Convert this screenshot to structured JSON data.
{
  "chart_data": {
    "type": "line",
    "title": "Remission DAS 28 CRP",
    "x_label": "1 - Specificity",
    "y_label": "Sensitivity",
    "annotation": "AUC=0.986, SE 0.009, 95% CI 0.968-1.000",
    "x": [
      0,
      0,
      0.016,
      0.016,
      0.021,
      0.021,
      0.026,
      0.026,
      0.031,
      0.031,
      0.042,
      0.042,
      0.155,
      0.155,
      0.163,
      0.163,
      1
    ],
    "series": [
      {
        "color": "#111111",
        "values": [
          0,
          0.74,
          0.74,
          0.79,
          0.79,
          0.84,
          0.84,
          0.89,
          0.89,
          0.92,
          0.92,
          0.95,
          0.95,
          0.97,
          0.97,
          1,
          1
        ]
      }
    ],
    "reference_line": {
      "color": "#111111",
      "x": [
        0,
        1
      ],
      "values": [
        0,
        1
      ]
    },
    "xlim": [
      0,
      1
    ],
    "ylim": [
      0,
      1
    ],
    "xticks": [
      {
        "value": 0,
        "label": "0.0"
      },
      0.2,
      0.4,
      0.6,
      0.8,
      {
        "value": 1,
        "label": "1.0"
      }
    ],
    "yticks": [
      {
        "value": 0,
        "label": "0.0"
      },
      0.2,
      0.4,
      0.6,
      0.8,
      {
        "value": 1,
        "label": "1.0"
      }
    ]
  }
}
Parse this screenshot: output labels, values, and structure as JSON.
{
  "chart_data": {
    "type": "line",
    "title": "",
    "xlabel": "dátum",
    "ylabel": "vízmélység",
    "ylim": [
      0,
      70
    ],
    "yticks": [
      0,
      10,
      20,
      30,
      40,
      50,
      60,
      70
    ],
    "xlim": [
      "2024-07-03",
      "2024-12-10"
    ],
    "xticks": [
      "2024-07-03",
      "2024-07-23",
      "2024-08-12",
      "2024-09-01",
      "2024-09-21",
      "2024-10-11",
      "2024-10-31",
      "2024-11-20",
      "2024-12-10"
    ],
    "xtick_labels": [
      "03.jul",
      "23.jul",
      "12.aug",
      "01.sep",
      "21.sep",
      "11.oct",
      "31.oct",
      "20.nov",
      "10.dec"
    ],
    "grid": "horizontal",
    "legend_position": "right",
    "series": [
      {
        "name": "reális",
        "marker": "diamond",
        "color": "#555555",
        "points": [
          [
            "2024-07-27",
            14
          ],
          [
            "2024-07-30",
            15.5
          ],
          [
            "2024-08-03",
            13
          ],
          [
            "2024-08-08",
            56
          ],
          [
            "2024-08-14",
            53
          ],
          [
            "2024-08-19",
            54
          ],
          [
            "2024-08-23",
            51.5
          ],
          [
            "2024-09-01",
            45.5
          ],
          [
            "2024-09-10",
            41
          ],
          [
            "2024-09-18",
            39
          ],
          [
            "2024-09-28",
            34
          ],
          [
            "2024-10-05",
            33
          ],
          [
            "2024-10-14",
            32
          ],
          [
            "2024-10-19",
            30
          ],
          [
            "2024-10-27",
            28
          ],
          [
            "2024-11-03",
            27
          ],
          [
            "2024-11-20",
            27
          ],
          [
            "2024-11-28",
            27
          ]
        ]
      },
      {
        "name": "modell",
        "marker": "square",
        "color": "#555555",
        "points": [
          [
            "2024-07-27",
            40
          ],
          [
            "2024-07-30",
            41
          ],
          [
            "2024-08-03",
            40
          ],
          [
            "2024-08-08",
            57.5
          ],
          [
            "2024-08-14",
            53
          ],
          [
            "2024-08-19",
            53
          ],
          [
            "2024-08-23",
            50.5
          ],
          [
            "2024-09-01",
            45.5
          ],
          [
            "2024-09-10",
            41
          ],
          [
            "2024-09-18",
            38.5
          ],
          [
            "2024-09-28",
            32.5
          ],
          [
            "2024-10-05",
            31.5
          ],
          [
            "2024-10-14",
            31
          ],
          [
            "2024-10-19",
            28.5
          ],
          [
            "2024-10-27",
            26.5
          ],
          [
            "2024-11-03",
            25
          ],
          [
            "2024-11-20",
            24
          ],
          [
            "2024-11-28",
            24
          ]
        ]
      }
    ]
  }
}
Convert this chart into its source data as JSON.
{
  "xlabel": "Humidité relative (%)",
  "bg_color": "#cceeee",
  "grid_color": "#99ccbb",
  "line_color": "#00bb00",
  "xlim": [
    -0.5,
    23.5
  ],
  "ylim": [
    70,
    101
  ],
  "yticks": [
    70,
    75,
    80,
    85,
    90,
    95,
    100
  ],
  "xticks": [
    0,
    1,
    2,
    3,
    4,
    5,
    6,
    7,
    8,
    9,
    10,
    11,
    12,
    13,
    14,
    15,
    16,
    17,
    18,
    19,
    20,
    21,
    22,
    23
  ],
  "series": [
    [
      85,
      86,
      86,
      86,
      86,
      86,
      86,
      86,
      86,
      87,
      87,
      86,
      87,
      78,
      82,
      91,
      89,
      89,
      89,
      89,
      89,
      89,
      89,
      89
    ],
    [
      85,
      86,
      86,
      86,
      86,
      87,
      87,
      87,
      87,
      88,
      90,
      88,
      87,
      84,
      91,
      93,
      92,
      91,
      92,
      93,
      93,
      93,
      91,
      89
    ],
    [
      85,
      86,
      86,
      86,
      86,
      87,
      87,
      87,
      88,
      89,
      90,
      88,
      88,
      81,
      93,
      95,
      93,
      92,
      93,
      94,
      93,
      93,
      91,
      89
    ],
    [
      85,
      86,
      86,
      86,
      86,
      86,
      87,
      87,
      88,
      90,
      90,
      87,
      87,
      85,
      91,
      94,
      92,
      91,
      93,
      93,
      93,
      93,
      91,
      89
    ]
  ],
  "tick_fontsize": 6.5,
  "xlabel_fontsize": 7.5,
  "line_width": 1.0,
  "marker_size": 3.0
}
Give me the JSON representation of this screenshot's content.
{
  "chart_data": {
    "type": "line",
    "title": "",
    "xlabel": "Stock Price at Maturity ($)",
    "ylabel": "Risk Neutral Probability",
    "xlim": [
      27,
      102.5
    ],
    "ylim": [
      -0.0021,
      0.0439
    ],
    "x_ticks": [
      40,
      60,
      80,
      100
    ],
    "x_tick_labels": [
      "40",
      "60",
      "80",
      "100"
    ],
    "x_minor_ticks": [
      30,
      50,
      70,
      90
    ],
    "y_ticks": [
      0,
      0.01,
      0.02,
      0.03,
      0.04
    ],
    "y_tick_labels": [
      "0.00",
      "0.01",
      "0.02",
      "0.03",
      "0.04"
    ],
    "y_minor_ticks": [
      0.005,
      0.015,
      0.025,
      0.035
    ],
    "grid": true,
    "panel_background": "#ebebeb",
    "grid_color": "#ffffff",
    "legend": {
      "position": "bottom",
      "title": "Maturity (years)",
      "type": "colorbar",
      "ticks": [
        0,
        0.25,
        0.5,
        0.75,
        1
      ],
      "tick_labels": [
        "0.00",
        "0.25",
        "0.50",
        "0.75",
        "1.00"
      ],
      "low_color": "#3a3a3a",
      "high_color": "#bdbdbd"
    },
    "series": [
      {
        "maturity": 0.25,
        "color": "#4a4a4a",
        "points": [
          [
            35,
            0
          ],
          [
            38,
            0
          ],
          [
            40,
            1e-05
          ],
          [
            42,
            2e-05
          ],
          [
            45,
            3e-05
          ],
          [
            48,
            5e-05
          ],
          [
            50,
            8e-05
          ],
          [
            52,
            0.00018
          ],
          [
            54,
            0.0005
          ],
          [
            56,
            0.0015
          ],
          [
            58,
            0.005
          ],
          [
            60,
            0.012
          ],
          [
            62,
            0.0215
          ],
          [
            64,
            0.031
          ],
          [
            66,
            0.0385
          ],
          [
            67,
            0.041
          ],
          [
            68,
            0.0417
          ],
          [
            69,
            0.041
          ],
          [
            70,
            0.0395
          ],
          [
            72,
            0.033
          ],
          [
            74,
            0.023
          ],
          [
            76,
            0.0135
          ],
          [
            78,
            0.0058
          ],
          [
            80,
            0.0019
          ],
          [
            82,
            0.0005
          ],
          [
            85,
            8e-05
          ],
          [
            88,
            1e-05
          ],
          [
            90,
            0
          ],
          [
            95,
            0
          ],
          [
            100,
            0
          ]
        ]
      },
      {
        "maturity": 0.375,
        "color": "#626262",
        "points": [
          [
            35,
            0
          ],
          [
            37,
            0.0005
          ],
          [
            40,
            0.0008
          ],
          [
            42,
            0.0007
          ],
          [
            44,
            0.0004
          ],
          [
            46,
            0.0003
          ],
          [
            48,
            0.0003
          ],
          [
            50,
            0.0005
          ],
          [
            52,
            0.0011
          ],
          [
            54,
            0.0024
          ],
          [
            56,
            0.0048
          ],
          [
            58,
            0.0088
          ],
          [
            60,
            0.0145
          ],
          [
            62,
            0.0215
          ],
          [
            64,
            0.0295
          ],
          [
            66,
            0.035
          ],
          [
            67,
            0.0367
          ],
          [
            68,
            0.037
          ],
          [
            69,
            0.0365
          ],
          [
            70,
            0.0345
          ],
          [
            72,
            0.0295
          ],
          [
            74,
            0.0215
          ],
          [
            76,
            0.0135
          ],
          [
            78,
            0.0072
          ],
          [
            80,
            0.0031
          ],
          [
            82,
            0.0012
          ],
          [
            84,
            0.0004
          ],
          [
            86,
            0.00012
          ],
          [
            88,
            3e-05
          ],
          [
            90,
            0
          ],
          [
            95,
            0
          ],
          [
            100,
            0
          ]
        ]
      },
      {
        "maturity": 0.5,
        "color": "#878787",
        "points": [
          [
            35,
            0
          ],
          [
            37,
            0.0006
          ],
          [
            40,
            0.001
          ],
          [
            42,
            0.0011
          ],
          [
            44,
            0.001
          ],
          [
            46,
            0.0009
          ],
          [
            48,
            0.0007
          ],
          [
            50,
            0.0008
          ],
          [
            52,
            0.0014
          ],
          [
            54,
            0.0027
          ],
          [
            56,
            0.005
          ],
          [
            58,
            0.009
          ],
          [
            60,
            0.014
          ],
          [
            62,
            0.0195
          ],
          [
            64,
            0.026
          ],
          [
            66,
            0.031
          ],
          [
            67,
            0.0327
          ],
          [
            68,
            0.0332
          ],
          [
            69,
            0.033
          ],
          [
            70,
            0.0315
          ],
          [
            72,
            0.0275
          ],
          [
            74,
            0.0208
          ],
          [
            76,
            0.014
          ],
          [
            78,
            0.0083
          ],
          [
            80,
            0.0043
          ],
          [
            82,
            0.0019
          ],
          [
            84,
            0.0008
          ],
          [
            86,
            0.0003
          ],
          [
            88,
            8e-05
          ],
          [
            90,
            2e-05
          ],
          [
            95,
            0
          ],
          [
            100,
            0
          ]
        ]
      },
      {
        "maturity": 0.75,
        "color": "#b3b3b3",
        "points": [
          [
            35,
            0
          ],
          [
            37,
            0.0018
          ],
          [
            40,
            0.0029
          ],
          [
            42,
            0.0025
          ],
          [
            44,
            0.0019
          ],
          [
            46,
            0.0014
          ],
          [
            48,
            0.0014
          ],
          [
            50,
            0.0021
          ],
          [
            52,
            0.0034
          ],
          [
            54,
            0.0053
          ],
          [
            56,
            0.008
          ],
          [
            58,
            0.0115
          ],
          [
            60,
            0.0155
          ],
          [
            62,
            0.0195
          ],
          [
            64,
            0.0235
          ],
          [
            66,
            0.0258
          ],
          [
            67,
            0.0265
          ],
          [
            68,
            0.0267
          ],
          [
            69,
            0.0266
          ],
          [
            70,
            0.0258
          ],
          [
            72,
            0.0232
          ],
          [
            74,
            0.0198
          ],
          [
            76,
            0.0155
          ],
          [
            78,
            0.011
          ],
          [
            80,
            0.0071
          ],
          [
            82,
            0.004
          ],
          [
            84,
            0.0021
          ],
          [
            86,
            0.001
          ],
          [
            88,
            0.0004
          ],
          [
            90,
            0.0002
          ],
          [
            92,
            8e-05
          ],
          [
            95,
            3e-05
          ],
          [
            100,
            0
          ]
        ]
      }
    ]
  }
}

What you should do → Take every line from the data above that holds "values" and copy it out.

Exercise response →
        "values": [
      "values": [
Parse this screenshot: output labels, values, and structure as JSON.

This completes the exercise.